## The problem:
Return every line below as is, leaving out the pictures.

## Data records:
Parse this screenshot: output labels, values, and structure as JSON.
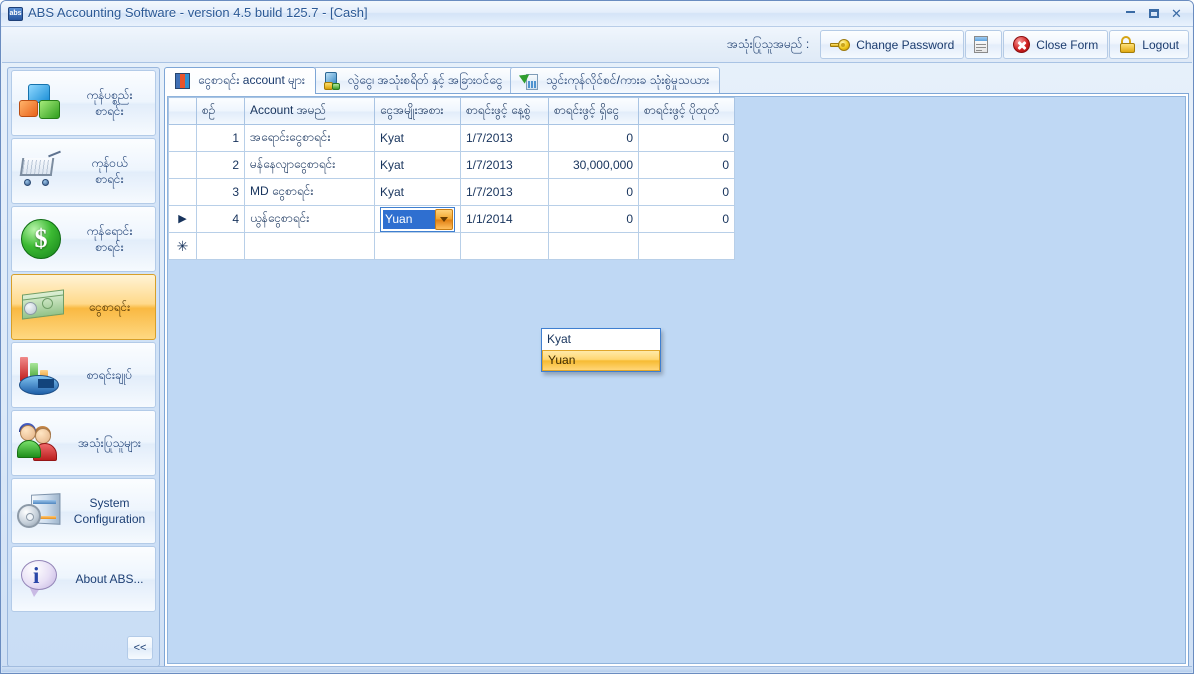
{
  "window": {
    "title": "ABS Accounting Software - version 4.5 build 125.7 - [Cash]",
    "app_icon": "abs",
    "icon_name": "abs-app-icon",
    "minimize": "–",
    "maximize": "▭",
    "close": "✕"
  },
  "toolbar": {
    "user_label": "အသုံးပြုသူအမည် :",
    "change_password": "Change Password",
    "report_button": "",
    "close_form": "Close Form",
    "logout": "Logout"
  },
  "sidebar": {
    "items": [
      {
        "label_line1": "ကုန်ပစ္စည်း",
        "label_line2": "စာရင်း",
        "icon": "boxes-icon",
        "selected": false
      },
      {
        "label_line1": "ကုန်ဝယ်",
        "label_line2": "စာရင်း",
        "icon": "shopping-cart-icon",
        "selected": false
      },
      {
        "label_line1": "ကုန်ရောင်း",
        "label_line2": "စာရင်း",
        "icon": "dollar-coin-icon",
        "selected": false
      },
      {
        "label_line1": "ငွေစာရင်း",
        "label_line2": "",
        "icon": "cash-stack-icon",
        "selected": true
      },
      {
        "label_line1": "စာရင်းချုပ်",
        "label_line2": "",
        "icon": "bar-pie-chart-icon",
        "selected": false
      },
      {
        "label_line1": "အသုံးပြုသူများ",
        "label_line2": "",
        "icon": "users-icon",
        "selected": false
      },
      {
        "label_line1": "System",
        "label_line2": "Configuration",
        "icon": "system-gear-icon",
        "selected": false
      },
      {
        "label_line1": "About ABS...",
        "label_line2": "",
        "icon": "info-bubble-icon",
        "selected": false
      }
    ],
    "collapse_button": "<<"
  },
  "tabs": [
    {
      "label": "ငွေစာရင်း account များ",
      "icon": "ledger-book-icon",
      "active": true
    },
    {
      "label": "လွဲငွေ၊ အသုံးစရိတ် နှင့် အခြားဝင်ငွေ",
      "icon": "safe-coins-icon",
      "active": false
    },
    {
      "label": "သွင်းကုန်လိုင်စင်/ကားခ သုံးစွဲမှုသယား",
      "icon": "import-building-icon",
      "active": false
    }
  ],
  "grid": {
    "columns": [
      {
        "key": "rowhdr",
        "label": ""
      },
      {
        "key": "idx",
        "label": "စဉ်"
      },
      {
        "key": "name",
        "label": "Account အမည်"
      },
      {
        "key": "type",
        "label": "ငွေအမျိုးအစား"
      },
      {
        "key": "date",
        "label": "စာရင်းဖွင့် နေ့စွဲ"
      },
      {
        "key": "cash",
        "label": "စာရင်းဖွင့် ရှိငွေ"
      },
      {
        "key": "over",
        "label": "စာရင်းဖွင့် ပိုထုတ်"
      }
    ],
    "rows": [
      {
        "marker": "",
        "idx": "1",
        "name": "အရောင်းငွေစာရင်း",
        "type": "Kyat",
        "date": "1/7/2013",
        "cash": "0",
        "over": "0",
        "editing": false
      },
      {
        "marker": "",
        "idx": "2",
        "name": "မန်နေလျာငွေစာရင်း",
        "type": "Kyat",
        "date": "1/7/2013",
        "cash": "30,000,000",
        "over": "0",
        "editing": false
      },
      {
        "marker": "",
        "idx": "3",
        "name": "MD ငွေစာရင်း",
        "type": "Kyat",
        "date": "1/7/2013",
        "cash": "0",
        "over": "0",
        "editing": false
      },
      {
        "marker": "▶",
        "idx": "4",
        "name": "ယွန်ငွေစာရင်း",
        "type": "Yuan",
        "date": "1/1/2014",
        "cash": "0",
        "over": "0",
        "editing": true
      },
      {
        "marker": "✳",
        "idx": "",
        "name": "",
        "type": "",
        "date": "",
        "cash": "",
        "over": "",
        "editing": false
      }
    ]
  },
  "dropdown": {
    "open": true,
    "options": [
      {
        "label": "Kyat",
        "selected": false
      },
      {
        "label": "Yuan",
        "selected": true
      }
    ]
  },
  "colors": {
    "titlebar_text": "#2c5a96",
    "grid_back": "#bfd8f4",
    "selection_blue": "#2f6fd0",
    "highlight_orange": "#f6bb33",
    "sidebar_selected": "#f9b942"
  }
}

## Solution to this task:
Parse this screenshot: output labels, values, and structure as JSON.
{
  "window": {
    "title": "ABS Accounting Software - version 4.5 build 125.7 - [Cash]",
    "app_icon": "abs",
    "icon_name": "abs-app-icon",
    "minimize": "–",
    "maximize": "▭",
    "close": "✕"
  },
  "toolbar": {
    "user_label": "အသုံးပြုသူအမည် :",
    "change_password": "Change Password",
    "report_button": "",
    "close_form": "Close Form",
    "logout": "Logout"
  },
  "sidebar": {
    "items": [
      {
        "label_line1": "ကုန်ပစ္စည်း",
        "label_line2": "စာရင်း",
        "icon": "boxes-icon",
        "selected": false
      },
      {
        "label_line1": "ကုန်ဝယ်",
        "label_line2": "စာရင်း",
        "icon": "shopping-cart-icon",
        "selected": false
      },
      {
        "label_line1": "ကုန်ရောင်း",
        "label_line2": "စာရင်း",
        "icon": "dollar-coin-icon",
        "selected": false
      },
      {
        "label_line1": "ငွေစာရင်း",
        "label_line2": "",
        "icon": "cash-stack-icon",
        "selected": true
      },
      {
        "label_line1": "စာရင်းချုပ်",
        "label_line2": "",
        "icon": "bar-pie-chart-icon",
        "selected": false
      },
      {
        "label_line1": "အသုံးပြုသူများ",
        "label_line2": "",
        "icon": "users-icon",
        "selected": false
      },
      {
        "label_line1": "System",
        "label_line2": "Configuration",
        "icon": "system-gear-icon",
        "selected": false
      },
      {
        "label_line1": "About ABS...",
        "label_line2": "",
        "icon": "info-bubble-icon",
        "selected": false
      }
    ],
    "collapse_button": "<<"
  },
  "tabs": [
    {
      "label": "ငွေစာရင်း account များ",
      "icon": "ledger-book-icon",
      "active": true
    },
    {
      "label": "လွဲငွေ၊ အသုံးစရိတ် နှင့် အခြားဝင်ငွေ",
      "icon": "safe-coins-icon",
      "active": false
    },
    {
      "label": "သွင်းကုန်လိုင်စင်/ကားခ သုံးစွဲမှုသယား",
      "icon": "import-building-icon",
      "active": false
    }
  ],
  "grid": {
    "columns": [
      {
        "key": "rowhdr",
        "label": ""
      },
      {
        "key": "idx",
        "label": "စဉ်"
      },
      {
        "key": "name",
        "label": "Account အမည်"
      },
      {
        "key": "type",
        "label": "ငွေအမျိုးအစား"
      },
      {
        "key": "date",
        "label": "စာရင်းဖွင့် နေ့စွဲ"
      },
      {
        "key": "cash",
        "label": "စာရင်းဖွင့် ရှိငွေ"
      },
      {
        "key": "over",
        "label": "စာရင်းဖွင့် ပိုထုတ်"
      }
    ],
    "rows": [
      {
        "marker": "",
        "idx": "1",
        "name": "အရောင်းငွေစာရင်း",
        "type": "Kyat",
        "date": "1/7/2013",
        "cash": "0",
        "over": "0",
        "editing": false
      },
      {
        "marker": "",
        "idx": "2",
        "name": "မန်နေလျာငွေစာရင်း",
        "type": "Kyat",
        "date": "1/7/2013",
        "cash": "30,000,000",
        "over": "0",
        "editing": false
      },
      {
        "marker": "",
        "idx": "3",
        "name": "MD ငွေစာရင်း",
        "type": "Kyat",
        "date": "1/7/2013",
        "cash": "0",
        "over": "0",
        "editing": false
      },
      {
        "marker": "▶",
        "idx": "4",
        "name": "ယွန်ငွေစာရင်း",
        "type": "Yuan",
        "date": "1/1/2014",
        "cash": "0",
        "over": "0",
        "editing": true
      },
      {
        "marker": "✳",
        "idx": "",
        "name": "",
        "type": "",
        "date": "",
        "cash": "",
        "over": "",
        "editing": false
      }
    ]
  },
  "dropdown": {
    "open": true,
    "options": [
      {
        "label": "Kyat",
        "selected": false
      },
      {
        "label": "Yuan",
        "selected": true
      }
    ]
  },
  "colors": {
    "titlebar_text": "#2c5a96",
    "grid_back": "#bfd8f4",
    "selection_blue": "#2f6fd0",
    "highlight_orange": "#f6bb33",
    "sidebar_selected": "#f9b942"
  }
}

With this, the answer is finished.